■ **What to produce**
Find all the lines with "xlabel" and gather them.

■ **Entries with figure data**
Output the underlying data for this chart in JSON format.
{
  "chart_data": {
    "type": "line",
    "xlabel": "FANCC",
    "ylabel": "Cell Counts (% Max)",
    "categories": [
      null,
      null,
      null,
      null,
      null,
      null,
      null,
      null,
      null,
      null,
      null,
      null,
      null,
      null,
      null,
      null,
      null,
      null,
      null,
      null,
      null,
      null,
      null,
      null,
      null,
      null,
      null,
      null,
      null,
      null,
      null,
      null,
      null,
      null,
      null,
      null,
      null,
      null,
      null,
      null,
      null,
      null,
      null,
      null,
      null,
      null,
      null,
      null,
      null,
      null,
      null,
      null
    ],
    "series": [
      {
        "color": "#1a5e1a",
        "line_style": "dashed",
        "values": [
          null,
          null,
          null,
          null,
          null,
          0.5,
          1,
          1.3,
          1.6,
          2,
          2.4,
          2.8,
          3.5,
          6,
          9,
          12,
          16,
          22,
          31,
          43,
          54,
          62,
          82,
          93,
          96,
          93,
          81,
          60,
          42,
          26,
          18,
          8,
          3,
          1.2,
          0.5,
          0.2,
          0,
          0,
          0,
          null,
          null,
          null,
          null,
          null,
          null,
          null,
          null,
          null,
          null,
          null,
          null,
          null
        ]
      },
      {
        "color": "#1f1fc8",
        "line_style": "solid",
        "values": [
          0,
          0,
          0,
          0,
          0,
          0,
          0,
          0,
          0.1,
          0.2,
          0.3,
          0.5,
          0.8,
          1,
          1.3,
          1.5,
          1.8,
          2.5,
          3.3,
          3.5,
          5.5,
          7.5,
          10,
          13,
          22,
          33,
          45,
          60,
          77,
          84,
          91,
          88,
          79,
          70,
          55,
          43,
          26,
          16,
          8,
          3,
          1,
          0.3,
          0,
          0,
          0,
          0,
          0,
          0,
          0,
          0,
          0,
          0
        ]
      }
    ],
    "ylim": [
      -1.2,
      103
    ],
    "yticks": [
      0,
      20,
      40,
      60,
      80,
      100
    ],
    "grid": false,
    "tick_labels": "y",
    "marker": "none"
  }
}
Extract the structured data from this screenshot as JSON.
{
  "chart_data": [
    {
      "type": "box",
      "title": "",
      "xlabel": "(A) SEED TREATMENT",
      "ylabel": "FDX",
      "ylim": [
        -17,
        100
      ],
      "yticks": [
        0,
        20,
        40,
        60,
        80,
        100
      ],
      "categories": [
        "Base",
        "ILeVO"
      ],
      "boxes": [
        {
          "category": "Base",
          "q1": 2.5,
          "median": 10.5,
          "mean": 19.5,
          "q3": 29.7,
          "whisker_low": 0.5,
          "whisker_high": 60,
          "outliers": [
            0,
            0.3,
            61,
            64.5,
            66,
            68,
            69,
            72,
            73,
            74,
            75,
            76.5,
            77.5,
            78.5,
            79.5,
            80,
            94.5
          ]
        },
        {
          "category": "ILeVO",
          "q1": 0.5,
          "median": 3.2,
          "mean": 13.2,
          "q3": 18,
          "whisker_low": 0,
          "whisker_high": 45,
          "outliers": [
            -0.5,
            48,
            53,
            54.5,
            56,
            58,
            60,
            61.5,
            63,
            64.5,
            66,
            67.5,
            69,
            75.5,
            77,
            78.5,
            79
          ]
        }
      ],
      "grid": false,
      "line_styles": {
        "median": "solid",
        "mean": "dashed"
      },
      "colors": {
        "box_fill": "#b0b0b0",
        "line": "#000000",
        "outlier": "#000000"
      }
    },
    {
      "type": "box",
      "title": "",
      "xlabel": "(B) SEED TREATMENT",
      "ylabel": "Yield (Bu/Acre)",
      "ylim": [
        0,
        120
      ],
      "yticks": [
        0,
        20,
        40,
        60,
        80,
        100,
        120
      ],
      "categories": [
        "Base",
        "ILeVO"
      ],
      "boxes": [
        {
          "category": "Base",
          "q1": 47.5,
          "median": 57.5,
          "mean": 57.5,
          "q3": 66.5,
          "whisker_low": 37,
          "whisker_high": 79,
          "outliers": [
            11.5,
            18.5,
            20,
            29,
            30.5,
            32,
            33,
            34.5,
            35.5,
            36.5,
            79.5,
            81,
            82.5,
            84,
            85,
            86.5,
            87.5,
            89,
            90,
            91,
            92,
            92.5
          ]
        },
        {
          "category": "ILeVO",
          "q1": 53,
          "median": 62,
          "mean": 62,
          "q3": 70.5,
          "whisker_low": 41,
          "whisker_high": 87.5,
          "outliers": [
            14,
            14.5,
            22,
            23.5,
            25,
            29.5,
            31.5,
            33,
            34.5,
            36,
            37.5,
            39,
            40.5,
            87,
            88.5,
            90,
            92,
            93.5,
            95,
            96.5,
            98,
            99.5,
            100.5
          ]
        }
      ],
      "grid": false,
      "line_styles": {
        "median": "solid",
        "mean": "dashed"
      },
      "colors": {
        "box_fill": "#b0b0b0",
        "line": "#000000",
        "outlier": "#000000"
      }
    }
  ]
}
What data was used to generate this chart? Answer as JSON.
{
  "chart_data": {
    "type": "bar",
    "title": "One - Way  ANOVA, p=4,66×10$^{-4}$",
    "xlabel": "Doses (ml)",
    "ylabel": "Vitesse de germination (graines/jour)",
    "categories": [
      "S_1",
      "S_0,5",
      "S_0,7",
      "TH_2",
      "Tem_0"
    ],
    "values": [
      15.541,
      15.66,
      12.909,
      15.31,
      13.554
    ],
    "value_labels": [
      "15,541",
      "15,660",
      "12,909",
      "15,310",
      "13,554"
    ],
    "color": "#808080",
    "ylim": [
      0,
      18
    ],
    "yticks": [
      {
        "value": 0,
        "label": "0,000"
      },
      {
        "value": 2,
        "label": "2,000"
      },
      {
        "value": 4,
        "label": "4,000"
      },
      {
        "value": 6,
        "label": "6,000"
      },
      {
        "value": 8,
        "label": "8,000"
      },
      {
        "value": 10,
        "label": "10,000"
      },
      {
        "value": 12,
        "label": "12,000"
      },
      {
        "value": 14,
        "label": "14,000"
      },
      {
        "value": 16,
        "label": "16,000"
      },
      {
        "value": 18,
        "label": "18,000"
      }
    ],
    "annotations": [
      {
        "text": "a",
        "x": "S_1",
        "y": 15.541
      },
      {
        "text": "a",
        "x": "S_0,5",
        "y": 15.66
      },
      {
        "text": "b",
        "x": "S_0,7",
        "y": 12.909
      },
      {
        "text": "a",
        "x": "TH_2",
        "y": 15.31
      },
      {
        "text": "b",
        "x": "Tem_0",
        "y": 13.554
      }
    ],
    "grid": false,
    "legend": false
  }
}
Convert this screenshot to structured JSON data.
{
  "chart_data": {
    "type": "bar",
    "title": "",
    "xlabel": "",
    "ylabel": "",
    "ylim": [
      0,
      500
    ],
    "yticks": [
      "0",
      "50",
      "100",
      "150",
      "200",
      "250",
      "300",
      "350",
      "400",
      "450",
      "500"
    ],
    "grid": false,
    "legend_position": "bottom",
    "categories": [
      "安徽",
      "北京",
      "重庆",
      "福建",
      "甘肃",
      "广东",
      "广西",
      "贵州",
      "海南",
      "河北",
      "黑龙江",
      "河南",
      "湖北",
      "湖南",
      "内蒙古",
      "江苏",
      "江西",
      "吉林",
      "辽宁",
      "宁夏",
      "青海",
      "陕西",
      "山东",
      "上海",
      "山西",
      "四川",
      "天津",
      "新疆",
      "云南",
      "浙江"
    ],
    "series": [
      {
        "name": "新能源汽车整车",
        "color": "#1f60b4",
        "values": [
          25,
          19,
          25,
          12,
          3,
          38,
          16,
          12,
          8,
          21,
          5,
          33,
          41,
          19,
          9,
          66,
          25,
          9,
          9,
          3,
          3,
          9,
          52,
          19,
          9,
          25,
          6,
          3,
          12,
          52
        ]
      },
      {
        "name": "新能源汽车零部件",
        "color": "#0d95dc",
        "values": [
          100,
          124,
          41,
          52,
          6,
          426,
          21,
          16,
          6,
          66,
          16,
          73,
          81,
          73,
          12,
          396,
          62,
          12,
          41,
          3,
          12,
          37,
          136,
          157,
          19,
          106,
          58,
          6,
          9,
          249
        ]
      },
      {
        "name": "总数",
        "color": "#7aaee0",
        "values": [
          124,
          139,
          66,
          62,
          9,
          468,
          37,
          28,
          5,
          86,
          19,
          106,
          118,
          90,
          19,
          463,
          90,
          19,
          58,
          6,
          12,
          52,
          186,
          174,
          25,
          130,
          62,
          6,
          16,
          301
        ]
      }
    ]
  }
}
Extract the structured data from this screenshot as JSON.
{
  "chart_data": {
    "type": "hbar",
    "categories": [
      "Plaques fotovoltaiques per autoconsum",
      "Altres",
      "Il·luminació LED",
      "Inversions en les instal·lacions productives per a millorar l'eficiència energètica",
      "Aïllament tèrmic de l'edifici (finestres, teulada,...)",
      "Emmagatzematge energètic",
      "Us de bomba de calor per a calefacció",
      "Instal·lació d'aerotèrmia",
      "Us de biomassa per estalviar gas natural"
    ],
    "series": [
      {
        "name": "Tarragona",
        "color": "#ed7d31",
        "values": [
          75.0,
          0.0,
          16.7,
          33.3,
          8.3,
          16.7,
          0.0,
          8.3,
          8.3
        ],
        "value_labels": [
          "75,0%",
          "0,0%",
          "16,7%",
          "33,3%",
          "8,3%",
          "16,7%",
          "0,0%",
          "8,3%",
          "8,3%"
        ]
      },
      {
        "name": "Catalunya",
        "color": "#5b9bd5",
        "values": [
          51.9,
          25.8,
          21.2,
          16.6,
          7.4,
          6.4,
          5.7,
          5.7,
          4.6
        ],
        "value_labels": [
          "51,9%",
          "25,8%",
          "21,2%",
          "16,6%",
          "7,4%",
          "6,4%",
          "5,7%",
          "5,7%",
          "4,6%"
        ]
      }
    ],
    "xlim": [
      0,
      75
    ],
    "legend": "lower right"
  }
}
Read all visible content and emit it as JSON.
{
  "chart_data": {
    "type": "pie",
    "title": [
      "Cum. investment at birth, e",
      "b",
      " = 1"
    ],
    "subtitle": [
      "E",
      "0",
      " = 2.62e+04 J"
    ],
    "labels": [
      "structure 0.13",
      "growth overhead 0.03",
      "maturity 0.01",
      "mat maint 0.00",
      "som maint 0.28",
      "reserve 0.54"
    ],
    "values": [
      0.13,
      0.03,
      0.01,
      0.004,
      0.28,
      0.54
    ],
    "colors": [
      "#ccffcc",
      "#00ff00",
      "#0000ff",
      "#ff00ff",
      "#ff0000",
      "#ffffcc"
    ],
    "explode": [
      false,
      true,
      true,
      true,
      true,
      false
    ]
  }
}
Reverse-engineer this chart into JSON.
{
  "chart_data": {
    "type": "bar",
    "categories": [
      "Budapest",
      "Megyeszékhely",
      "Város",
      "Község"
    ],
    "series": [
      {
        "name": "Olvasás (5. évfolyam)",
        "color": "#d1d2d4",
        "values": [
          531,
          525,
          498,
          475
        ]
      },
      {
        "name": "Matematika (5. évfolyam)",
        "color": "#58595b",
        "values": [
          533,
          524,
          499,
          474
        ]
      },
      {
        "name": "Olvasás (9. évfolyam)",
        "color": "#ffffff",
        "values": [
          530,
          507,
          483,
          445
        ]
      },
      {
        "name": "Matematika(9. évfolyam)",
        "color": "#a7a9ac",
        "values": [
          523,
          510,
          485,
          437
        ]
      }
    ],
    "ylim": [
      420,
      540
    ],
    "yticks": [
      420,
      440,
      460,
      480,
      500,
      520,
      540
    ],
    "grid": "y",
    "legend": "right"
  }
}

■ **Exercise answer**
    "xlabel": "FANCC",
      "xlabel": "(A) SEED TREATMENT",
      "xlabel": "(B) SEED TREATMENT",
    "xlabel": "Doses (ml)",
    "xlabel": "",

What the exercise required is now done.